Goal: Read the lines below. Copy out any that hold the string "choose".

Task inputs:
______
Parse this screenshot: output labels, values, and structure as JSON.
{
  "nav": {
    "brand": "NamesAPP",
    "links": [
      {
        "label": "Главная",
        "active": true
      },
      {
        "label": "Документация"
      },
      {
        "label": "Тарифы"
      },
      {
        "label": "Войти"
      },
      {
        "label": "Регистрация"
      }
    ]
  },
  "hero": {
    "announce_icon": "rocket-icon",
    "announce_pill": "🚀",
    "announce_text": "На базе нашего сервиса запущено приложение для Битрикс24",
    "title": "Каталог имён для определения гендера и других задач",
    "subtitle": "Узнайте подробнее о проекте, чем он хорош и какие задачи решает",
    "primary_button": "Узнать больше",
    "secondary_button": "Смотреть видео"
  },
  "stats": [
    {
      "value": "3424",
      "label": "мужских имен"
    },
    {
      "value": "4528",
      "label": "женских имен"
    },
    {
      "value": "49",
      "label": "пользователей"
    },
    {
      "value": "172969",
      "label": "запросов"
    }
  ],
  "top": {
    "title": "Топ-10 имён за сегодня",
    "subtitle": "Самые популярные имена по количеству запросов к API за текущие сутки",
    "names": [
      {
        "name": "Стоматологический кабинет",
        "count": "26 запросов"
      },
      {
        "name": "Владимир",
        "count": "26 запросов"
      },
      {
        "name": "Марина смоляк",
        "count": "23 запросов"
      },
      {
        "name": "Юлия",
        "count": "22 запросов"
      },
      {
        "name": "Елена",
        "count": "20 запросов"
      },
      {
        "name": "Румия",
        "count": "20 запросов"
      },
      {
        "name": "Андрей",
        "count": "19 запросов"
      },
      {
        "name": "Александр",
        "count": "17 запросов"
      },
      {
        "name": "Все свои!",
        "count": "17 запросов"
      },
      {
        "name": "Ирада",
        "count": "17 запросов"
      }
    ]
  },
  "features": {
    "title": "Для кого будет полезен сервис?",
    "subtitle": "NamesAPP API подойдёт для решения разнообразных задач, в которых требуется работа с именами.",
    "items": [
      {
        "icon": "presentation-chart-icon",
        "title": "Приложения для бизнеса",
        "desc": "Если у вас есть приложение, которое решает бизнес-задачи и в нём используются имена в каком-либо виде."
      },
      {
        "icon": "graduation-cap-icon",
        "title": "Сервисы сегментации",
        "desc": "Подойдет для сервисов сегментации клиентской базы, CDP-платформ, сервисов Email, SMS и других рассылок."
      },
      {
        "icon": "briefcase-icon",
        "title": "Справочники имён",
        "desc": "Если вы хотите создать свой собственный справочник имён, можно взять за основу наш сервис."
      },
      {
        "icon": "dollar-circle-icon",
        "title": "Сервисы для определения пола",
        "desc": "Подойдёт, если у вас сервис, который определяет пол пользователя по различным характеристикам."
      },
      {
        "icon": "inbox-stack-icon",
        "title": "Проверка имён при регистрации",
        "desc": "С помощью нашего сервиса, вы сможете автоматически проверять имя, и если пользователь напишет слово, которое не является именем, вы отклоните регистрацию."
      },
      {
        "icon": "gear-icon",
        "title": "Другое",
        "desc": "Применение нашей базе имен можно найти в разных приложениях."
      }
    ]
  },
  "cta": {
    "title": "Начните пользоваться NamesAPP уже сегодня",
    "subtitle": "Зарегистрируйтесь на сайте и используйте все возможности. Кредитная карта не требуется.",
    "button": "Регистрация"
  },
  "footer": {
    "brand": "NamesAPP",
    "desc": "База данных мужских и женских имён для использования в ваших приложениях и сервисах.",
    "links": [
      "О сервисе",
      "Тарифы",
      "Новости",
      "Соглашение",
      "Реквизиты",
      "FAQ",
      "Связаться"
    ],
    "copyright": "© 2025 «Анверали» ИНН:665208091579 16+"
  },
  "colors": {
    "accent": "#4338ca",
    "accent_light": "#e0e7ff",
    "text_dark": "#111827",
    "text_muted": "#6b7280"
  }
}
______
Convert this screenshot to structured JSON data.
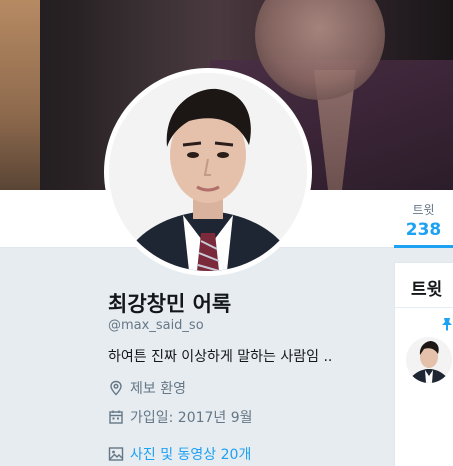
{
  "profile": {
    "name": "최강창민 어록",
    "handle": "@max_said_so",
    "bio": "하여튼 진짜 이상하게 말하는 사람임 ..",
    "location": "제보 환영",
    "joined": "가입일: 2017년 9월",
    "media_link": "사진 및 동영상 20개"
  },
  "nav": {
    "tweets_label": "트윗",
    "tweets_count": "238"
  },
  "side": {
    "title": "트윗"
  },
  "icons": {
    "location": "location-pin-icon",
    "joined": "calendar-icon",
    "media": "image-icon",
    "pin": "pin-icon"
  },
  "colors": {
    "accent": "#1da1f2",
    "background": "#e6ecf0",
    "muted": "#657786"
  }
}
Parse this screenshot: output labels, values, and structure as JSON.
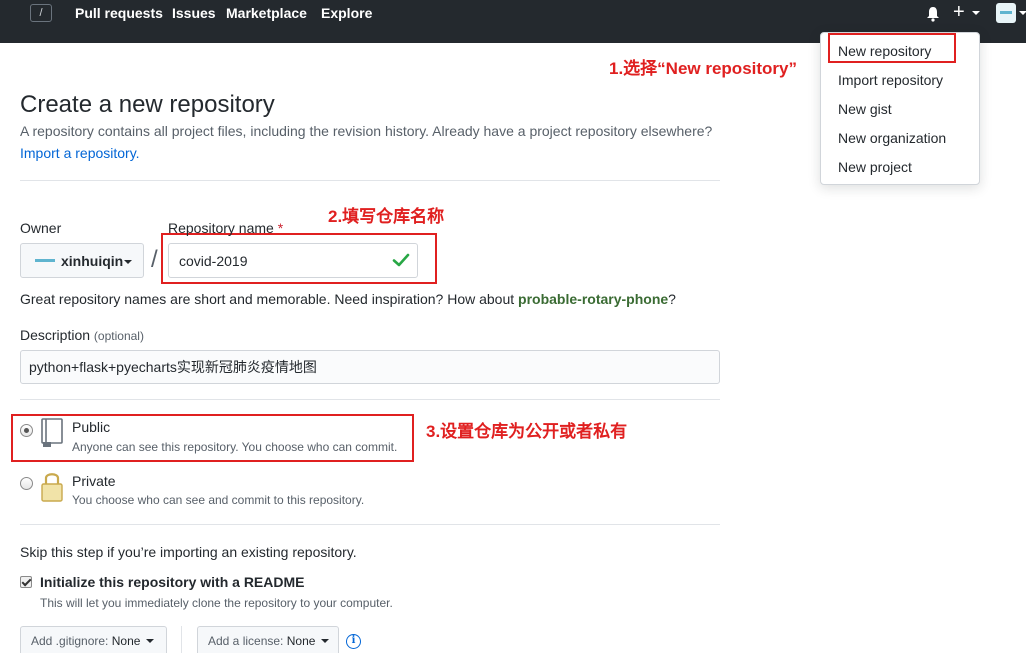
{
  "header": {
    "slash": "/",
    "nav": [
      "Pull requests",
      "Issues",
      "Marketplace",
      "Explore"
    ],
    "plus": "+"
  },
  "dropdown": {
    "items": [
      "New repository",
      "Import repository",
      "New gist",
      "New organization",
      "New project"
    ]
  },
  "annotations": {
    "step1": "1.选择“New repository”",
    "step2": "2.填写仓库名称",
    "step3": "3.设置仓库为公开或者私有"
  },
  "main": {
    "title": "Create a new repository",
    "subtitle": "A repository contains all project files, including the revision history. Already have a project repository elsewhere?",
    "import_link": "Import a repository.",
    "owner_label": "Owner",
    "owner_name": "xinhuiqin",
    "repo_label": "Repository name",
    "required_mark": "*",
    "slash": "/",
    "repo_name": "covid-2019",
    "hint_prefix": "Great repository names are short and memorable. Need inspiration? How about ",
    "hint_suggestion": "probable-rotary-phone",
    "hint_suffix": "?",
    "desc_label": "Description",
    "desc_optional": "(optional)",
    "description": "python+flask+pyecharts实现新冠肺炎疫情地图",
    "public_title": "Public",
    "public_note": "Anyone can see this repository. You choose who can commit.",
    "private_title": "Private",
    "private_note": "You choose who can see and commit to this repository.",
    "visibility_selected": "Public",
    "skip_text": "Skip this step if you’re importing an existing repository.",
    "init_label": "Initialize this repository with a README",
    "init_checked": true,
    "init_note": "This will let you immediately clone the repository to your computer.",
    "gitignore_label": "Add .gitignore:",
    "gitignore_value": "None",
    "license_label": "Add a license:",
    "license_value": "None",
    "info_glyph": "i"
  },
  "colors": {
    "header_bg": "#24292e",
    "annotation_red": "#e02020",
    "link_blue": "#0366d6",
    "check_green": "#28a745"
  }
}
______
Result for this task:
    "public_note": "Anyone can see this repository. You choose who can commit.",
    "private_note": "You choose who can see and commit to this repository.",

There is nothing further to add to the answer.